| Description of the task |
Search the data for the word "Vues" and copy every line that contains it.

| Records provided |
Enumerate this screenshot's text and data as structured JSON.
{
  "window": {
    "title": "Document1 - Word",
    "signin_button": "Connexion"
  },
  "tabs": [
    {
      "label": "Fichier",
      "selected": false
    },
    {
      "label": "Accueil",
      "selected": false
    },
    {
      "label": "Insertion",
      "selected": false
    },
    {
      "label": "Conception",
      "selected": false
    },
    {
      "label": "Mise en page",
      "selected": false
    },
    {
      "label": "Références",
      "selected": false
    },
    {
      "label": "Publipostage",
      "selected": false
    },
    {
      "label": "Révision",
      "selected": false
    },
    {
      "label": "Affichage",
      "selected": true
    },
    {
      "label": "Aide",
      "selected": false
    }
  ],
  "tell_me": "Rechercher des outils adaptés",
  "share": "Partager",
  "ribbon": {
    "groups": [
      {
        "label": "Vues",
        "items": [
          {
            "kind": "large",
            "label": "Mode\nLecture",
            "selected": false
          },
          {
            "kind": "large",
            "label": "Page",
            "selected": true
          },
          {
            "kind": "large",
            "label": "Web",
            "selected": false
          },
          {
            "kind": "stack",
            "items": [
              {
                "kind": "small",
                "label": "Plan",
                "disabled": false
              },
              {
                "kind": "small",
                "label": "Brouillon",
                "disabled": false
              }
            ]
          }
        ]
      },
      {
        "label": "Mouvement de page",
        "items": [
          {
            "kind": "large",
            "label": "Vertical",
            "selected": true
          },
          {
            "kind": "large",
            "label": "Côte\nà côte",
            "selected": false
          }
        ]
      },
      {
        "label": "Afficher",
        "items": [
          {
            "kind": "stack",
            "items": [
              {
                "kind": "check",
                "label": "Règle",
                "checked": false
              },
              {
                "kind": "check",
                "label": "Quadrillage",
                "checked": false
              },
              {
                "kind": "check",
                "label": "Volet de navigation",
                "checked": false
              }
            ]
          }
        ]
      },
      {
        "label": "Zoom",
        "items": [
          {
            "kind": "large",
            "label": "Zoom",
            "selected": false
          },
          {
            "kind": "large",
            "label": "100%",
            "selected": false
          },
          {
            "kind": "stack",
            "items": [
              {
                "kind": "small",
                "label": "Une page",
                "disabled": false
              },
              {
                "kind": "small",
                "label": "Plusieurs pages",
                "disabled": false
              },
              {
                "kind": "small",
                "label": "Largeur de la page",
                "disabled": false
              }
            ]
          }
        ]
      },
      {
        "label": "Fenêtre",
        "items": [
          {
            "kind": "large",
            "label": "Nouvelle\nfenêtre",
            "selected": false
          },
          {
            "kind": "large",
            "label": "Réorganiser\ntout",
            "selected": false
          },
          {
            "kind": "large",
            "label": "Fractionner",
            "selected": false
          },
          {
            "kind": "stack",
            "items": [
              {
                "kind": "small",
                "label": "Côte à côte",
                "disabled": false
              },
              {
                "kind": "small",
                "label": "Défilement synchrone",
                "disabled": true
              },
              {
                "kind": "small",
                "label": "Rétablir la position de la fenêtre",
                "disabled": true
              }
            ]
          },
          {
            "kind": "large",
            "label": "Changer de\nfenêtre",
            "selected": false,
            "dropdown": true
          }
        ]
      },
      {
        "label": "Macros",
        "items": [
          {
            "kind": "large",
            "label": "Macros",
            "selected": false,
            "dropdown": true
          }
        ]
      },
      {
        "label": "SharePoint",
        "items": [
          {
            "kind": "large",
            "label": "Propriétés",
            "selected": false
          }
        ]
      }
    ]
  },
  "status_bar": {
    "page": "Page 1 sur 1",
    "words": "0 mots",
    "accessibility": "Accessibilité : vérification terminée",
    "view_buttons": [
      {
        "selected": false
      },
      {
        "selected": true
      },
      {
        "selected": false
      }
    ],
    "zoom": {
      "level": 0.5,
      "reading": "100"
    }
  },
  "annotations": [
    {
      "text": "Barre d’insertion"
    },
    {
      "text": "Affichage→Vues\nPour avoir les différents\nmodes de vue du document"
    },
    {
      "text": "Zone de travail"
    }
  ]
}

| Task response |
        "label": "Vues",
      "text": "Affichage→Vues\nPour avoir les différents\nmodes de vue du document"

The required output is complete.